## start
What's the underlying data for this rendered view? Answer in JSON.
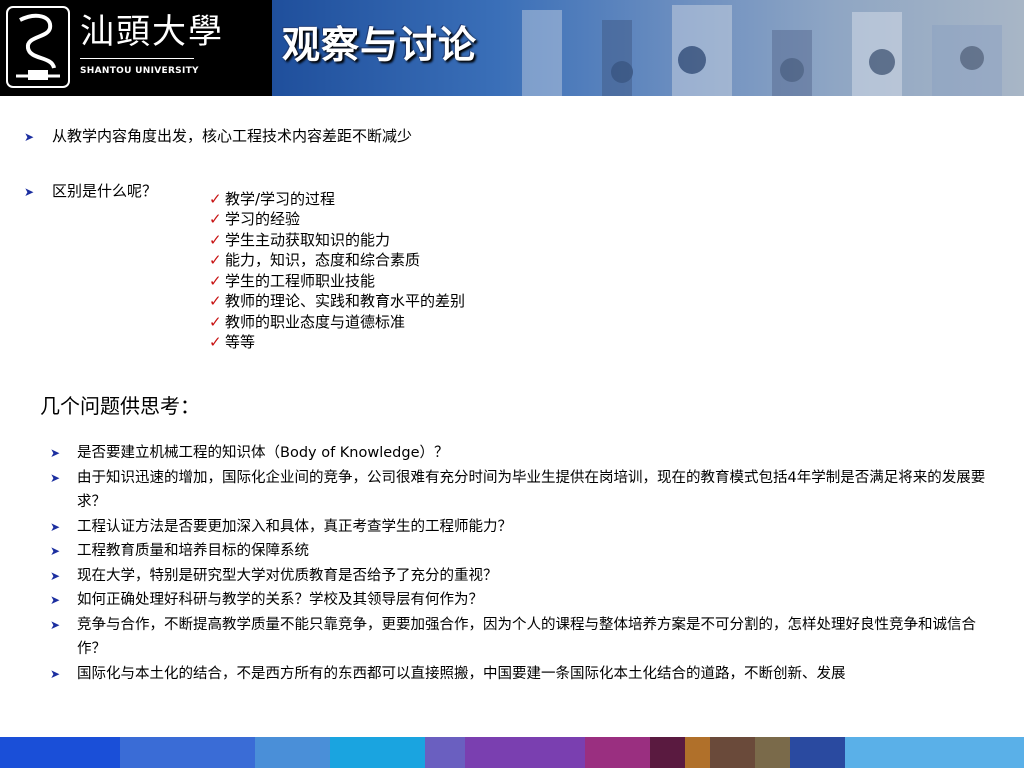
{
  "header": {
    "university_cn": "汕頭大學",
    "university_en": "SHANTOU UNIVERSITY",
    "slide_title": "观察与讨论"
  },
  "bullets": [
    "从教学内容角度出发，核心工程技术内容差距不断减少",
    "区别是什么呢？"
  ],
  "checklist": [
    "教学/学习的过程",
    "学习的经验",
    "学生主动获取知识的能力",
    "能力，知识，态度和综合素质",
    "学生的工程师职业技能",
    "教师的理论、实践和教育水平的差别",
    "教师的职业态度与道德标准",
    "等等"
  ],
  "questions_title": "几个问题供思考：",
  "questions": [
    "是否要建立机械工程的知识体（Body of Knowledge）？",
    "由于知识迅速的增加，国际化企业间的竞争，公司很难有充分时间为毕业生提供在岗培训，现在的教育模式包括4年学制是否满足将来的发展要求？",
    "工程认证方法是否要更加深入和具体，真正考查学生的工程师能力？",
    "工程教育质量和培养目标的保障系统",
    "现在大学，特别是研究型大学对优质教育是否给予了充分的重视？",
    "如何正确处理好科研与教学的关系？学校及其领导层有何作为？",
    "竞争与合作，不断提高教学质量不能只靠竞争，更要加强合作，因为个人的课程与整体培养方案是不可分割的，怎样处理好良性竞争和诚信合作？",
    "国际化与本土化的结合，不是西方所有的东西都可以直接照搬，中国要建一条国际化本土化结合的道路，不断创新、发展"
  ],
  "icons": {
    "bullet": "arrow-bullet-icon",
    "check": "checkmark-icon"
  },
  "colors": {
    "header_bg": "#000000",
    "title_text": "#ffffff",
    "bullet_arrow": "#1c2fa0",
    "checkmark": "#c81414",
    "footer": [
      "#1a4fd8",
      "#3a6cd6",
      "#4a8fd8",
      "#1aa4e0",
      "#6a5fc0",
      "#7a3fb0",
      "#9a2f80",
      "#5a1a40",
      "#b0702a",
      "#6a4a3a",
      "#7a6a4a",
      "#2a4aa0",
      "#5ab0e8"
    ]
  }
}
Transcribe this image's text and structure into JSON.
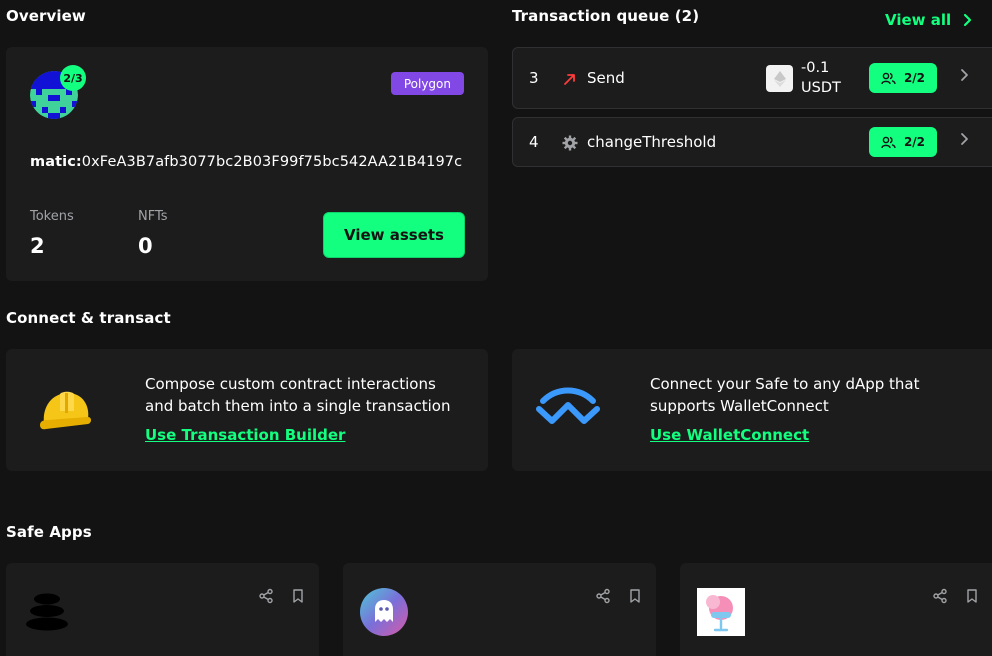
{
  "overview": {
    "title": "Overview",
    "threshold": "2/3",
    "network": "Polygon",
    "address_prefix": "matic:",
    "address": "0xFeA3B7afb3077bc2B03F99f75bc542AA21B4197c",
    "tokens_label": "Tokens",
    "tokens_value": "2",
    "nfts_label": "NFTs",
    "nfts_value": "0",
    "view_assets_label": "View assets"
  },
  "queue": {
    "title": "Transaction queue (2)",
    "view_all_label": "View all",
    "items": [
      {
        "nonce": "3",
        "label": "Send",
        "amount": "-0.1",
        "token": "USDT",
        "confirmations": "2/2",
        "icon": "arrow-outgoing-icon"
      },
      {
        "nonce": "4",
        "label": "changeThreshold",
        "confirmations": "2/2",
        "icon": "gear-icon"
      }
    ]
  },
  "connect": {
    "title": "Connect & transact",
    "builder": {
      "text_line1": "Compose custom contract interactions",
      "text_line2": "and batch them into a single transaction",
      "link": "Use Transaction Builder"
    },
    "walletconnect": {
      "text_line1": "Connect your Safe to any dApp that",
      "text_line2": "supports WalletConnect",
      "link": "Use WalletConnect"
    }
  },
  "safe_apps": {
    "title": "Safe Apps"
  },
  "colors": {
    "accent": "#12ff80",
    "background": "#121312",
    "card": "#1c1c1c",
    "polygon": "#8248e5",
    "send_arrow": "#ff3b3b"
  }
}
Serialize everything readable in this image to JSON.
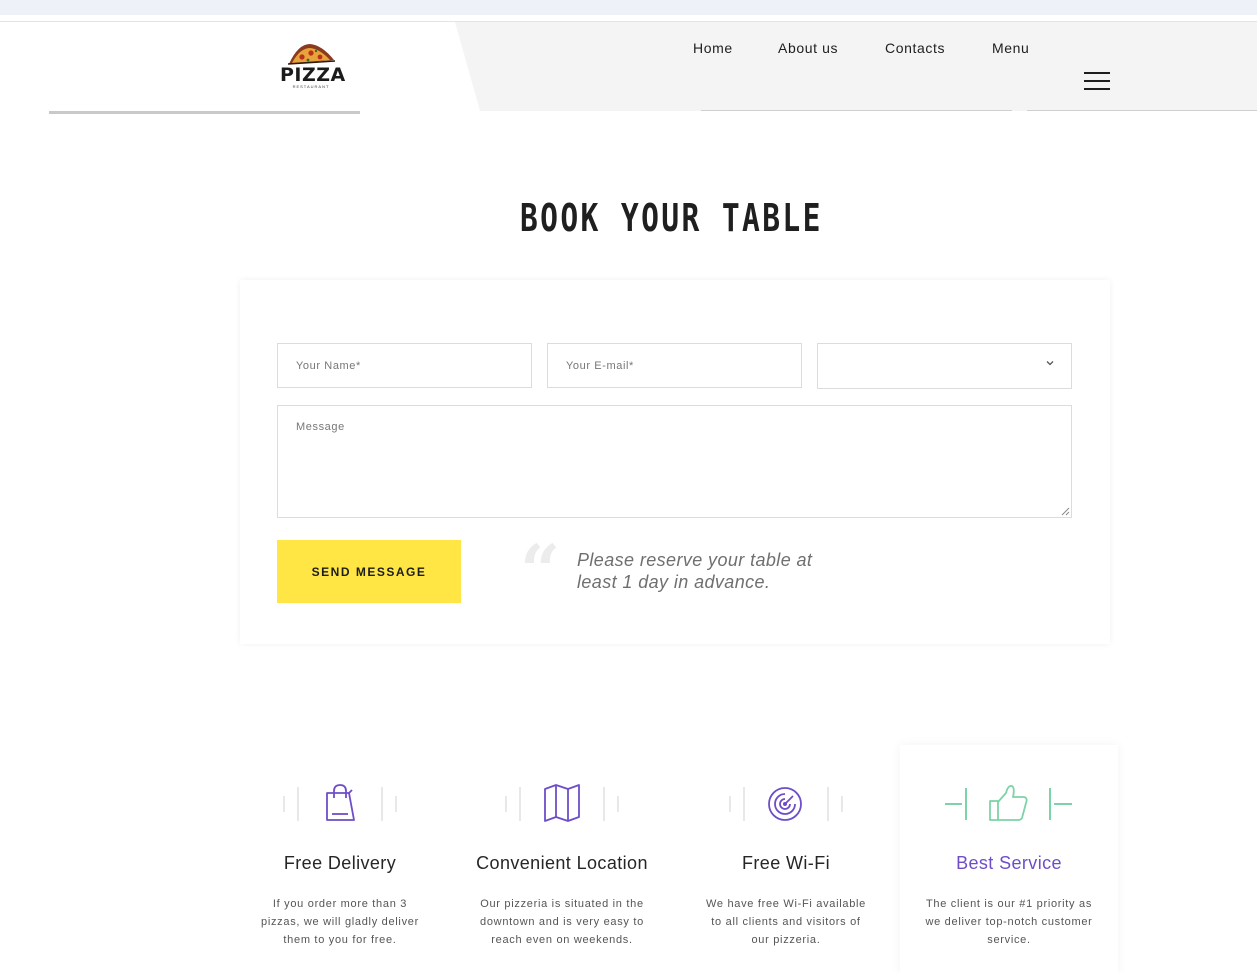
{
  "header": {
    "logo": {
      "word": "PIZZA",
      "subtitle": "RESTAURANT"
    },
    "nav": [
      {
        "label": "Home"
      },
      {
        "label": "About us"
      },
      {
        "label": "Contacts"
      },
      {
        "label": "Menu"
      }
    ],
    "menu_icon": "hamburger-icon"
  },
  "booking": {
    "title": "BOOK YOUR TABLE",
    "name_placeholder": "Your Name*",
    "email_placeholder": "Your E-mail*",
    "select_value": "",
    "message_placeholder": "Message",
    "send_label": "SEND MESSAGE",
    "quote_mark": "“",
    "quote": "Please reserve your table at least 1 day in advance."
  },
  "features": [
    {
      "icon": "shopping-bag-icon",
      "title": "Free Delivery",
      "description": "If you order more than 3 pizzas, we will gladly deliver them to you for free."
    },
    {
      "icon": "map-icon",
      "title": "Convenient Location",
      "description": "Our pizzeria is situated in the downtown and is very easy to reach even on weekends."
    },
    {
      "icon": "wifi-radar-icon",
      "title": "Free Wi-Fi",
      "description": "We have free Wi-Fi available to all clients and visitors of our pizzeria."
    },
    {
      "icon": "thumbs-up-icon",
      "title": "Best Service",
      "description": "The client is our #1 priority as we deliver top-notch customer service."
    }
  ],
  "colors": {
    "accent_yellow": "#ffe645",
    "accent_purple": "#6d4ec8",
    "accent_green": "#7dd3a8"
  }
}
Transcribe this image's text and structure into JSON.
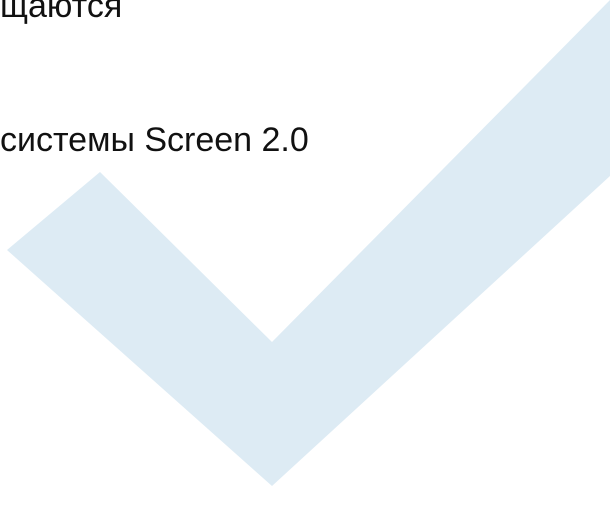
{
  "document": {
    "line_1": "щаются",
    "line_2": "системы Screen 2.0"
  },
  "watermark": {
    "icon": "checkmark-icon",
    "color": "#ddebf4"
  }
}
## end
## Short exercise
Skip the pictures, then retype every line above exactly.

## Exercise solution
What's the underlying data for this rendered view? Answer in JSON.
{
  "header": {
    "university_cn": "汕頭大學",
    "university_en": "SHANTOU UNIVERSITY",
    "slide_title": "观察与讨论"
  },
  "bullets": [
    "从教学内容角度出发，核心工程技术内容差距不断减少",
    "区别是什么呢？"
  ],
  "checklist": [
    "教学/学习的过程",
    "学习的经验",
    "学生主动获取知识的能力",
    "能力，知识，态度和综合素质",
    "学生的工程师职业技能",
    "教师的理论、实践和教育水平的差别",
    "教师的职业态度与道德标准",
    "等等"
  ],
  "questions_title": "几个问题供思考：",
  "questions": [
    "是否要建立机械工程的知识体（Body of Knowledge）？",
    "由于知识迅速的增加，国际化企业间的竞争，公司很难有充分时间为毕业生提供在岗培训，现在的教育模式包括4年学制是否满足将来的发展要求？",
    "工程认证方法是否要更加深入和具体，真正考查学生的工程师能力？",
    "工程教育质量和培养目标的保障系统",
    "现在大学，特别是研究型大学对优质教育是否给予了充分的重视？",
    "如何正确处理好科研与教学的关系？学校及其领导层有何作为？",
    "竞争与合作，不断提高教学质量不能只靠竞争，更要加强合作，因为个人的课程与整体培养方案是不可分割的，怎样处理好良性竞争和诚信合作？",
    "国际化与本土化的结合，不是西方所有的东西都可以直接照搬，中国要建一条国际化本土化结合的道路，不断创新、发展"
  ],
  "icons": {
    "bullet": "arrow-bullet-icon",
    "check": "checkmark-icon"
  },
  "colors": {
    "header_bg": "#000000",
    "title_text": "#ffffff",
    "bullet_arrow": "#1c2fa0",
    "checkmark": "#c81414",
    "footer": [
      "#1a4fd8",
      "#3a6cd6",
      "#4a8fd8",
      "#1aa4e0",
      "#6a5fc0",
      "#7a3fb0",
      "#9a2f80",
      "#5a1a40",
      "#b0702a",
      "#6a4a3a",
      "#7a6a4a",
      "#2a4aa0",
      "#5ab0e8"
    ]
  }
}
Transcribe this image's text and structure into JSON.
{
  "overview": {
    "title": "Overview",
    "threshold": "2/3",
    "network": "Polygon",
    "address_prefix": "matic:",
    "address": "0xFeA3B7afb3077bc2B03F99f75bc542AA21B4197c",
    "tokens_label": "Tokens",
    "tokens_value": "2",
    "nfts_label": "NFTs",
    "nfts_value": "0",
    "view_assets_label": "View assets"
  },
  "queue": {
    "title": "Transaction queue (2)",
    "view_all_label": "View all",
    "items": [
      {
        "nonce": "3",
        "label": "Send",
        "amount": "-0.1",
        "token": "USDT",
        "confirmations": "2/2",
        "icon": "arrow-outgoing-icon"
      },
      {
        "nonce": "4",
        "label": "changeThreshold",
        "confirmations": "2/2",
        "icon": "gear-icon"
      }
    ]
  },
  "connect": {
    "title": "Connect & transact",
    "builder": {
      "text_line1": "Compose custom contract interactions",
      "text_line2": "and batch them into a single transaction",
      "link": "Use Transaction Builder"
    },
    "walletconnect": {
      "text_line1": "Connect your Safe to any dApp that",
      "text_line2": "supports WalletConnect",
      "link": "Use WalletConnect"
    }
  },
  "safe_apps": {
    "title": "Safe Apps"
  },
  "colors": {
    "accent": "#12ff80",
    "background": "#121312",
    "card": "#1c1c1c",
    "polygon": "#8248e5",
    "send_arrow": "#ff3b3b"
  }
}
Serialize everything readable in this image to JSON.
{
  "header": {
    "logo": {
      "word": "PIZZA",
      "subtitle": "RESTAURANT"
    },
    "nav": [
      {
        "label": "Home"
      },
      {
        "label": "About us"
      },
      {
        "label": "Contacts"
      },
      {
        "label": "Menu"
      }
    ],
    "menu_icon": "hamburger-icon"
  },
  "booking": {
    "title": "BOOK YOUR TABLE",
    "name_placeholder": "Your Name*",
    "email_placeholder": "Your E-mail*",
    "select_value": "",
    "message_placeholder": "Message",
    "send_label": "SEND MESSAGE",
    "quote_mark": "“",
    "quote": "Please reserve your table at least 1 day in advance."
  },
  "features": [
    {
      "icon": "shopping-bag-icon",
      "title": "Free Delivery",
      "description": "If you order more than 3 pizzas, we will gladly deliver them to you for free."
    },
    {
      "icon": "map-icon",
      "title": "Convenient Location",
      "description": "Our pizzeria is situated in the downtown and is very easy to reach even on weekends."
    },
    {
      "icon": "wifi-radar-icon",
      "title": "Free Wi-Fi",
      "description": "We have free Wi-Fi available to all clients and visitors of our pizzeria."
    },
    {
      "icon": "thumbs-up-icon",
      "title": "Best Service",
      "description": "The client is our #1 priority as we deliver top-notch customer service."
    }
  ],
  "colors": {
    "accent_yellow": "#ffe645",
    "accent_purple": "#6d4ec8",
    "accent_green": "#7dd3a8"
  }
}
Transcribe this image's text and structure into JSON.
{
  "document": {
    "line_1": "щаются",
    "line_2": "системы Screen 2.0"
  },
  "watermark": {
    "icon": "checkmark-icon",
    "color": "#ddebf4"
  }
}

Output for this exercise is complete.